■ Task objective: State the number of lines below in which the word "British" appears. Nothing else belongs in the answer.

Page records with their text:
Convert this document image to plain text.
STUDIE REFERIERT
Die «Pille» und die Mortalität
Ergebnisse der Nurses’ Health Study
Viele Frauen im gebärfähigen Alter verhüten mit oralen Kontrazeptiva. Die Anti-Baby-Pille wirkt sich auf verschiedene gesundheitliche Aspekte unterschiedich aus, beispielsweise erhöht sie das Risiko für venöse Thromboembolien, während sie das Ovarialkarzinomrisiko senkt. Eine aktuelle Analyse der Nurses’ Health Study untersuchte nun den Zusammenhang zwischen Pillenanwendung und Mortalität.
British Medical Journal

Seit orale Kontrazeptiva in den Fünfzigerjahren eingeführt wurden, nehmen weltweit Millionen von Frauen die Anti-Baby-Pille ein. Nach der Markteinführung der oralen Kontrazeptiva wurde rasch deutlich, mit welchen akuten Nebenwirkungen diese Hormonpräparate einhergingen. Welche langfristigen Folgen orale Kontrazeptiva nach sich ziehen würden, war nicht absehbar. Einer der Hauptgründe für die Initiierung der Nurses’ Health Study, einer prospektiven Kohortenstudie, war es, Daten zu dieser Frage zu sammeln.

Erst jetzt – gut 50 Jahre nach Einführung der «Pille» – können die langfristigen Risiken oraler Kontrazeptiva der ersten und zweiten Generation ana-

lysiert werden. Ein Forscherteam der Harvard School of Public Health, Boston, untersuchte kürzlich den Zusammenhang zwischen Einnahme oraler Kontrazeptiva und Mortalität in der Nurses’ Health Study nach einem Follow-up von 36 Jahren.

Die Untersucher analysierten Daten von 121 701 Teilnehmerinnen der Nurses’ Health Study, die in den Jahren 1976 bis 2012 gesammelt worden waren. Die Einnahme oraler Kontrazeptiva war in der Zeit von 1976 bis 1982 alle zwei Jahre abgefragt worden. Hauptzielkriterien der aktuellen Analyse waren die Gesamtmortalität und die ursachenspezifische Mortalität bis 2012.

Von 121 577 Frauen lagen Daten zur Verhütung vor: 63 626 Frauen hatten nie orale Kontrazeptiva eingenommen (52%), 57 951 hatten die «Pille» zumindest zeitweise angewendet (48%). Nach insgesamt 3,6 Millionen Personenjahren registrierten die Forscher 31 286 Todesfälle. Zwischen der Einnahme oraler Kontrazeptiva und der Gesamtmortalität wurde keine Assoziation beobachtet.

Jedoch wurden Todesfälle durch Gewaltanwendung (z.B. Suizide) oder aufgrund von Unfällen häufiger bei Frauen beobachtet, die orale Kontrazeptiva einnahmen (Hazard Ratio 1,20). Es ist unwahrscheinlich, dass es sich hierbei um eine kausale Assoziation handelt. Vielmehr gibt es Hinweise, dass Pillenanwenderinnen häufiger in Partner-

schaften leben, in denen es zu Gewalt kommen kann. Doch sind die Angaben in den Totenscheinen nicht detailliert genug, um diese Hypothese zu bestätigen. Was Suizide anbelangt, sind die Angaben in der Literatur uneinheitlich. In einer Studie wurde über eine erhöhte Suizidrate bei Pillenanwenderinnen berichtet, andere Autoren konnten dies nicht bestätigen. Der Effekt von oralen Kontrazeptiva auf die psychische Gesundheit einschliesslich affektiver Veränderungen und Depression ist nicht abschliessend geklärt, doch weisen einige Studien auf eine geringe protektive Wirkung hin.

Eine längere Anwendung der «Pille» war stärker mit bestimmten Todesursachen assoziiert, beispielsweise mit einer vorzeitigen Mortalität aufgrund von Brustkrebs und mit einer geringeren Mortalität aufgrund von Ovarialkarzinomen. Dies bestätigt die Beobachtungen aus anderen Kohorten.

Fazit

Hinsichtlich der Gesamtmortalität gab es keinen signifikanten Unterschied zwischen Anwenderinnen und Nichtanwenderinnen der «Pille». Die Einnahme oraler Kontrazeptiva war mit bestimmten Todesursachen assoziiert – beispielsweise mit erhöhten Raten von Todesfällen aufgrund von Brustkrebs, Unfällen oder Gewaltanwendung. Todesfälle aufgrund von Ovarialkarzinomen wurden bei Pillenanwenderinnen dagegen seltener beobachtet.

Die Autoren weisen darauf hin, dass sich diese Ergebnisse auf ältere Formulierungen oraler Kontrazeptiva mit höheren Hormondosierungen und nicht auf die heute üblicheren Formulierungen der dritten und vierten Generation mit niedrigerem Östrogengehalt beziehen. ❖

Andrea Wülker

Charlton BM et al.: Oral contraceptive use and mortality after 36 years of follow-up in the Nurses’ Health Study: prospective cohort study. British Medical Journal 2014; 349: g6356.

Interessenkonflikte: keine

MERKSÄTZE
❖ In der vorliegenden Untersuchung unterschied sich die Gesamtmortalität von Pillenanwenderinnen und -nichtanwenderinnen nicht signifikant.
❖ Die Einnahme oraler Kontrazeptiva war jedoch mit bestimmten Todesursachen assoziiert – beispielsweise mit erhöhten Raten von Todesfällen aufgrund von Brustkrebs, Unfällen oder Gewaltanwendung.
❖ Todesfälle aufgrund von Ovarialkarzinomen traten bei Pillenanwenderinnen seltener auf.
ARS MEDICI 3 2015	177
...
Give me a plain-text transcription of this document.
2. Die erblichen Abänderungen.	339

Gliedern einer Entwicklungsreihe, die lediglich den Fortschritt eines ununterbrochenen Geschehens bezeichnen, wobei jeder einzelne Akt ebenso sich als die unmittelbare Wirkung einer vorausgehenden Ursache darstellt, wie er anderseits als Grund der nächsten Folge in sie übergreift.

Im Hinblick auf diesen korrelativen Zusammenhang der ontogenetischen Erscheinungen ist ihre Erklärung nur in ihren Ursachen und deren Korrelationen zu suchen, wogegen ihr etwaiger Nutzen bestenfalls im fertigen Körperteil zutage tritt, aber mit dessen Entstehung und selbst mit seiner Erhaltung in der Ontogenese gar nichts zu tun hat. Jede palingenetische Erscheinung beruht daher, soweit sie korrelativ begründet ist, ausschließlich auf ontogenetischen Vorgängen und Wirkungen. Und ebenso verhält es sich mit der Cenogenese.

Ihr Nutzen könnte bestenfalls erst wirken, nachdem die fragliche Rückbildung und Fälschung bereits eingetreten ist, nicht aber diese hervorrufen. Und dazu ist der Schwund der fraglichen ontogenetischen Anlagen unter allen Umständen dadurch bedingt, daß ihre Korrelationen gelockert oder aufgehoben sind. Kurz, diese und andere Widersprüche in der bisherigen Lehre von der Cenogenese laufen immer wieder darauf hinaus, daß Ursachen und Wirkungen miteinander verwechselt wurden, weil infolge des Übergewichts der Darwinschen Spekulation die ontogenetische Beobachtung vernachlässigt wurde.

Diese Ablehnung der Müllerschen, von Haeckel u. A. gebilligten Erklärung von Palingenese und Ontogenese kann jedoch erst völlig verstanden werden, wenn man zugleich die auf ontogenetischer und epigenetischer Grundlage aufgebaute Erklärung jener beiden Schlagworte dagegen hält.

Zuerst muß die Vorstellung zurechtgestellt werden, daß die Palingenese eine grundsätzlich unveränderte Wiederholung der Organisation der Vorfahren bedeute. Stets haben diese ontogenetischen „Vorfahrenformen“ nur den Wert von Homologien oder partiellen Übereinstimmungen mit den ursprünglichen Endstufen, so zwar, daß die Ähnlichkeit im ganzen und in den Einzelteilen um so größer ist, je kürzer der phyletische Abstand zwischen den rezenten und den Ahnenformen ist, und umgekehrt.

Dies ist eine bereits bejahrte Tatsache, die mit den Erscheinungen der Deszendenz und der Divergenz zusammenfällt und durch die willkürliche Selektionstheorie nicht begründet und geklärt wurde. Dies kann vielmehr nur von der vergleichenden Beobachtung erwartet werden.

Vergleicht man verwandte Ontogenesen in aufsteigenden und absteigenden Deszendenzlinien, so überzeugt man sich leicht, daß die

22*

■ Task output: 2